## STATED EXERCISE
Please update the entries below by changing every "qq-point" to "quantile-point" and leaving all other text the same. Omit the pictures from your answer.

[Region boundary data]
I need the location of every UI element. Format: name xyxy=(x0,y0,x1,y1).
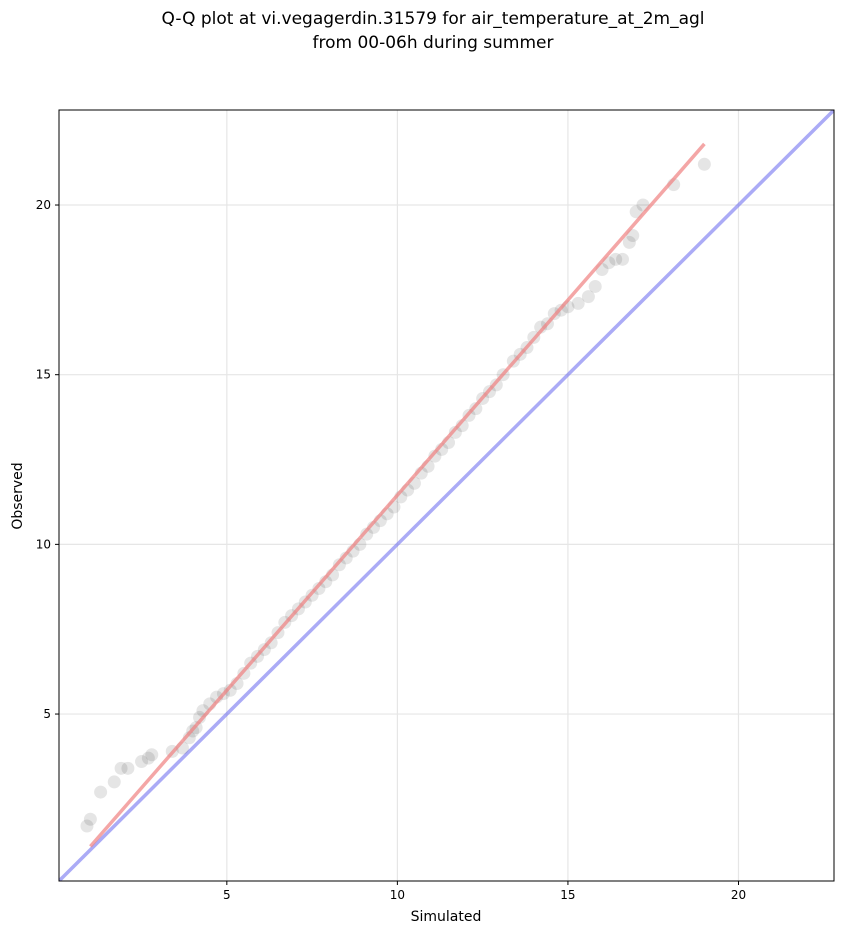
qq-point xyxy=(626,229,640,243)
qq-point xyxy=(145,748,159,762)
chart-title: Q-Q plot at vi.vegagerdin.31579 for air_… xyxy=(161,9,704,29)
qq-point xyxy=(332,558,346,572)
qq-point xyxy=(121,761,135,775)
qq-point xyxy=(94,785,108,799)
y-tick-label: 5 xyxy=(43,707,51,721)
qq-point xyxy=(448,425,462,439)
grid-layer xyxy=(59,110,834,881)
fit-line xyxy=(89,142,706,848)
qq-point xyxy=(469,402,483,416)
y-tick-label: 20 xyxy=(36,198,51,212)
chart-subtitle: from 00-06h during summer xyxy=(313,33,554,53)
qq-point xyxy=(83,812,97,826)
qq-point xyxy=(80,819,94,833)
fit-line-layer xyxy=(89,142,706,848)
qq-point xyxy=(107,775,121,789)
qq-point xyxy=(135,755,149,769)
qq-point xyxy=(534,320,548,334)
qq-point xyxy=(312,581,326,595)
qq-point xyxy=(360,527,374,541)
qq-point xyxy=(629,205,643,219)
x-axis-label: Simulated xyxy=(411,909,482,925)
x-tick-label: 10 xyxy=(390,888,405,902)
x-tick-label: 15 xyxy=(560,888,575,902)
qq-point xyxy=(571,296,585,310)
qq-point xyxy=(588,279,602,293)
x-tick-label: 20 xyxy=(731,888,746,902)
x-ticks: 5 10 15 20 xyxy=(223,881,746,902)
qq-point xyxy=(193,710,207,724)
qq-point xyxy=(428,449,442,463)
qq-point xyxy=(697,157,711,171)
identity-line xyxy=(59,110,834,881)
plot-frame xyxy=(58,109,835,882)
qq-point xyxy=(622,235,636,249)
y-axis-label: Observed xyxy=(10,462,26,529)
y-tick-label: 10 xyxy=(36,537,51,551)
identity-line-layer xyxy=(59,110,834,881)
qq-point xyxy=(114,761,128,775)
y-tick-label: 15 xyxy=(36,368,51,382)
qq-point xyxy=(141,751,155,765)
x-tick-label: 5 xyxy=(223,888,231,902)
qq-point xyxy=(616,252,630,266)
qq-point xyxy=(581,290,595,304)
qq-point xyxy=(609,252,623,266)
y-ticks: 5 10 15 20 xyxy=(36,198,59,721)
qq-point xyxy=(223,683,237,697)
qq-point xyxy=(264,636,278,650)
qq-point xyxy=(339,551,353,565)
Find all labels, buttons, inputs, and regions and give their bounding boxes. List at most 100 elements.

## REPLY
I need the location of every UI element. Format: name xyxy=(x0,y0,x1,y1).
quantile-point xyxy=(626,229,640,243)
quantile-point xyxy=(145,748,159,762)
chart-title: Q-Q plot at vi.vegagerdin.31579 for air_… xyxy=(161,9,704,29)
quantile-point xyxy=(332,558,346,572)
quantile-point xyxy=(121,761,135,775)
quantile-point xyxy=(94,785,108,799)
y-tick-label: 5 xyxy=(43,707,51,721)
quantile-point xyxy=(448,425,462,439)
grid-layer xyxy=(59,110,834,881)
fit-line xyxy=(89,142,706,848)
quantile-point xyxy=(469,402,483,416)
y-tick-label: 20 xyxy=(36,198,51,212)
chart-subtitle: from 00-06h during summer xyxy=(313,33,554,53)
quantile-point xyxy=(83,812,97,826)
quantile-point xyxy=(80,819,94,833)
fit-line-layer xyxy=(89,142,706,848)
quantile-point xyxy=(107,775,121,789)
quantile-point xyxy=(135,755,149,769)
quantile-point xyxy=(534,320,548,334)
quantile-point xyxy=(312,581,326,595)
quantile-point xyxy=(360,527,374,541)
quantile-point xyxy=(629,205,643,219)
x-axis-label: Simulated xyxy=(411,909,482,925)
x-tick-label: 10 xyxy=(390,888,405,902)
x-tick-label: 15 xyxy=(560,888,575,902)
quantile-point xyxy=(571,296,585,310)
quantile-point xyxy=(588,279,602,293)
x-tick-label: 20 xyxy=(731,888,746,902)
x-ticks: 5 10 15 20 xyxy=(223,881,746,902)
quantile-point xyxy=(193,710,207,724)
quantile-point xyxy=(428,449,442,463)
quantile-point xyxy=(697,157,711,171)
identity-line xyxy=(59,110,834,881)
plot-frame xyxy=(58,109,835,882)
quantile-point xyxy=(622,235,636,249)
y-axis-label: Observed xyxy=(10,462,26,529)
y-tick-label: 10 xyxy=(36,537,51,551)
identity-line-layer xyxy=(59,110,834,881)
quantile-point xyxy=(114,761,128,775)
y-tick-label: 15 xyxy=(36,368,51,382)
quantile-point xyxy=(141,751,155,765)
x-tick-label: 5 xyxy=(223,888,231,902)
quantile-point xyxy=(616,252,630,266)
quantile-point xyxy=(581,290,595,304)
quantile-point xyxy=(609,252,623,266)
y-ticks: 5 10 15 20 xyxy=(36,198,59,721)
quantile-point xyxy=(223,683,237,697)
quantile-point xyxy=(264,636,278,650)
quantile-point xyxy=(339,551,353,565)
Find all labels, buttons, inputs, and regions and give their bounding boxes. List at most 100 elements.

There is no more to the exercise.